--- start of Extracted data ---

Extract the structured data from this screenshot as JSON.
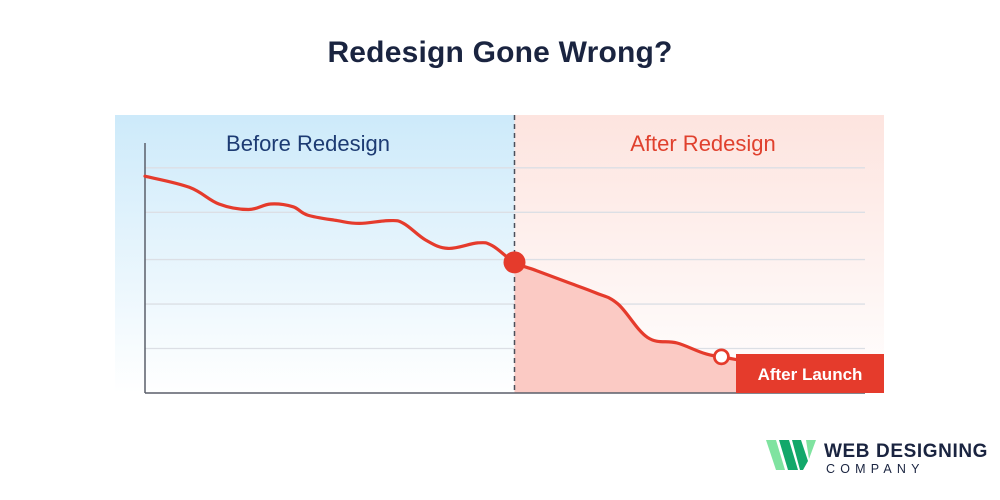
{
  "page": {
    "title": "Redesign Gone Wrong?"
  },
  "logo": {
    "main_text": "WEB DESIGNING",
    "sub_text": "COMPANY",
    "icon": "w-monogram-logo-icon",
    "colors": {
      "green_light": "#7fe3a0",
      "green_dark": "#12a86a",
      "text": "#1a2440"
    }
  },
  "chart_data": {
    "type": "line",
    "title": "",
    "xlabel": "",
    "ylabel": "",
    "xlim": [
      0,
      100
    ],
    "ylim": [
      0,
      100
    ],
    "grid": true,
    "regions": [
      {
        "name": "before",
        "label": "Before Redesign",
        "x_range": [
          0,
          50
        ],
        "color": "#1d3b73",
        "bg": "#d6effb"
      },
      {
        "name": "after",
        "label": "After Redesign",
        "x_range": [
          50,
          100
        ],
        "color": "#e0412e",
        "bg": "#fdeae6"
      }
    ],
    "redesign_x": 50,
    "series": [
      {
        "values": [
          [
            0,
            78
          ],
          [
            6,
            74
          ],
          [
            10,
            68
          ],
          [
            14,
            66
          ],
          [
            17,
            68
          ],
          [
            20,
            67
          ],
          [
            22,
            64
          ],
          [
            26,
            62
          ],
          [
            29,
            61
          ],
          [
            33,
            62
          ],
          [
            35,
            61
          ],
          [
            38,
            55
          ],
          [
            41,
            52
          ],
          [
            45,
            54
          ],
          [
            47,
            53
          ],
          [
            50,
            47
          ],
          [
            53,
            44
          ],
          [
            57,
            40
          ],
          [
            61,
            36
          ],
          [
            64,
            32
          ],
          [
            68,
            20
          ],
          [
            72,
            18
          ],
          [
            76,
            14
          ],
          [
            80,
            12
          ],
          [
            85,
            9
          ]
        ],
        "color": "#e53b2c"
      }
    ],
    "markers": [
      {
        "x": 50,
        "y": 47,
        "style": "filled"
      },
      {
        "x": 78,
        "y": 13,
        "style": "hollow"
      }
    ],
    "annotation": {
      "text": "After Launch",
      "x": 90,
      "y": 8,
      "bg": "#e53b2c",
      "color": "#ffffff"
    },
    "colors": {
      "line": "#e53b2c",
      "fill_after": "#fbcac4",
      "grid": "#dcdfe5",
      "axis": "#5a5f6a",
      "divider": "#4a4f5a"
    }
  }
}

--- end of Extracted data ---

◆ **Exercise directions**
Repeat the records above exactly, leaving out the pictures.

◆ **Worked solution**
Extract the structured data from this screenshot as JSON.
{
  "page": {
    "title": "Redesign Gone Wrong?"
  },
  "logo": {
    "main_text": "WEB DESIGNING",
    "sub_text": "COMPANY",
    "icon": "w-monogram-logo-icon",
    "colors": {
      "green_light": "#7fe3a0",
      "green_dark": "#12a86a",
      "text": "#1a2440"
    }
  },
  "chart_data": {
    "type": "line",
    "title": "",
    "xlabel": "",
    "ylabel": "",
    "xlim": [
      0,
      100
    ],
    "ylim": [
      0,
      100
    ],
    "grid": true,
    "regions": [
      {
        "name": "before",
        "label": "Before Redesign",
        "x_range": [
          0,
          50
        ],
        "color": "#1d3b73",
        "bg": "#d6effb"
      },
      {
        "name": "after",
        "label": "After Redesign",
        "x_range": [
          50,
          100
        ],
        "color": "#e0412e",
        "bg": "#fdeae6"
      }
    ],
    "redesign_x": 50,
    "series": [
      {
        "values": [
          [
            0,
            78
          ],
          [
            6,
            74
          ],
          [
            10,
            68
          ],
          [
            14,
            66
          ],
          [
            17,
            68
          ],
          [
            20,
            67
          ],
          [
            22,
            64
          ],
          [
            26,
            62
          ],
          [
            29,
            61
          ],
          [
            33,
            62
          ],
          [
            35,
            61
          ],
          [
            38,
            55
          ],
          [
            41,
            52
          ],
          [
            45,
            54
          ],
          [
            47,
            53
          ],
          [
            50,
            47
          ],
          [
            53,
            44
          ],
          [
            57,
            40
          ],
          [
            61,
            36
          ],
          [
            64,
            32
          ],
          [
            68,
            20
          ],
          [
            72,
            18
          ],
          [
            76,
            14
          ],
          [
            80,
            12
          ],
          [
            85,
            9
          ]
        ],
        "color": "#e53b2c"
      }
    ],
    "markers": [
      {
        "x": 50,
        "y": 47,
        "style": "filled"
      },
      {
        "x": 78,
        "y": 13,
        "style": "hollow"
      }
    ],
    "annotation": {
      "text": "After Launch",
      "x": 90,
      "y": 8,
      "bg": "#e53b2c",
      "color": "#ffffff"
    },
    "colors": {
      "line": "#e53b2c",
      "fill_after": "#fbcac4",
      "grid": "#dcdfe5",
      "axis": "#5a5f6a",
      "divider": "#4a4f5a"
    }
  }
}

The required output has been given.